* [Provided records]:
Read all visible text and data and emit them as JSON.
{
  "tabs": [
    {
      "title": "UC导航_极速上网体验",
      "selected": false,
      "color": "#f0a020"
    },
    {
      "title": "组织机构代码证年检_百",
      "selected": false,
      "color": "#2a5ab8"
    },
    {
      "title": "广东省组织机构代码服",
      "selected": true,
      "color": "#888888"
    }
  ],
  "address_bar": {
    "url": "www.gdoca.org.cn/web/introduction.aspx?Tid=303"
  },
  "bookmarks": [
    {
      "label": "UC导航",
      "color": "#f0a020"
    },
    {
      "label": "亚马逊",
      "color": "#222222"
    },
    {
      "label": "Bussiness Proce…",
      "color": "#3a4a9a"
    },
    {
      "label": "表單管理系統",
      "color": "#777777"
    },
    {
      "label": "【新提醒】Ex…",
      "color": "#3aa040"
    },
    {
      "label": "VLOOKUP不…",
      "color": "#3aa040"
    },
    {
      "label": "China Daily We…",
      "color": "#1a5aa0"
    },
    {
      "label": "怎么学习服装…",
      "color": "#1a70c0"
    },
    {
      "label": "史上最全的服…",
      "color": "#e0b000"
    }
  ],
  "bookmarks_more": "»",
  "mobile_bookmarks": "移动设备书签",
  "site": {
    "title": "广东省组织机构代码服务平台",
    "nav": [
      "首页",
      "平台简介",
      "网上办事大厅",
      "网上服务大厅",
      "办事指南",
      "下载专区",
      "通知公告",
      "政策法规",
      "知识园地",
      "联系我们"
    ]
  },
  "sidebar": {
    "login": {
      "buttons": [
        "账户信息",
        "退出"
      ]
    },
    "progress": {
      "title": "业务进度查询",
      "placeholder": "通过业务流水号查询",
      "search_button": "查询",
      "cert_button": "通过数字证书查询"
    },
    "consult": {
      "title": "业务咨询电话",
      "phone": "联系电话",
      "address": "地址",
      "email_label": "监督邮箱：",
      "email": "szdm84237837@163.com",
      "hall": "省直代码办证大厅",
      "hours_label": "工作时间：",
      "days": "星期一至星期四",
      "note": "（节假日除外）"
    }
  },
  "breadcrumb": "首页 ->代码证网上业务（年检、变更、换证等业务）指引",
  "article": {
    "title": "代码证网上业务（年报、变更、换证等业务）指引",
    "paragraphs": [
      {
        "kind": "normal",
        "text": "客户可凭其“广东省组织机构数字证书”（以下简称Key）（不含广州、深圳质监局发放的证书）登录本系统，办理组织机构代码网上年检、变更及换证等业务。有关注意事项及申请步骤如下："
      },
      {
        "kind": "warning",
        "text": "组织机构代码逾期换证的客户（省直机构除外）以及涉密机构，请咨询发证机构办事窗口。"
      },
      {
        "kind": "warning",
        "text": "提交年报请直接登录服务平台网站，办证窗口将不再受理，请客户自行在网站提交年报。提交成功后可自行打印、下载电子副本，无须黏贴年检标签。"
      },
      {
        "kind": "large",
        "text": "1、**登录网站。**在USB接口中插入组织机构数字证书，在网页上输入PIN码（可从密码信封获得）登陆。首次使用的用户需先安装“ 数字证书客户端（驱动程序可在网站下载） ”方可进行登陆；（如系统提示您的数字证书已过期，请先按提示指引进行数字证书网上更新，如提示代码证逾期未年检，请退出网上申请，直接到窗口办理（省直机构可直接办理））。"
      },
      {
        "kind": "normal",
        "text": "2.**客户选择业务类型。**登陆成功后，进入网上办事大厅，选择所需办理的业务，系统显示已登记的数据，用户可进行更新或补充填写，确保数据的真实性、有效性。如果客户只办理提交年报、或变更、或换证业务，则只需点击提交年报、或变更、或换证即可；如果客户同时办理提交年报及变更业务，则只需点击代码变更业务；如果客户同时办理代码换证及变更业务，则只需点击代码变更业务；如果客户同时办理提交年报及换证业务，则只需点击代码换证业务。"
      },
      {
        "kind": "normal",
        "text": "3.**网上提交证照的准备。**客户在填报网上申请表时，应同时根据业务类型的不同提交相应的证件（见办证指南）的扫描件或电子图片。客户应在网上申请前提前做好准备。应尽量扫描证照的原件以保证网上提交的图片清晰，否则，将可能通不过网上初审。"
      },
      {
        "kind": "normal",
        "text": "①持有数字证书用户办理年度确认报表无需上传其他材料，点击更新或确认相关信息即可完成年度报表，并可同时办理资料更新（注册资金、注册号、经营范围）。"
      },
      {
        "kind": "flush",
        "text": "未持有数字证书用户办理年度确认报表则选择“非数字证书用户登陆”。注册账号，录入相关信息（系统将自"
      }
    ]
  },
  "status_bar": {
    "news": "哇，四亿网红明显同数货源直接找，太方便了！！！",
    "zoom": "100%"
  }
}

* [What the task asks]: Extract all lines from the data in which "color" is found.

* [Answer for this exercise]:
      "color": "#f0a020"
      "color": "#2a5ab8"
      "color": "#888888"
      "color": "#f0a020"
      "color": "#222222"
      "color": "#3a4a9a"
      "color": "#777777"
      "color": "#3aa040"
      "color": "#3aa040"
      "color": "#1a5aa0"
      "color": "#1a70c0"
      "color": "#e0b000"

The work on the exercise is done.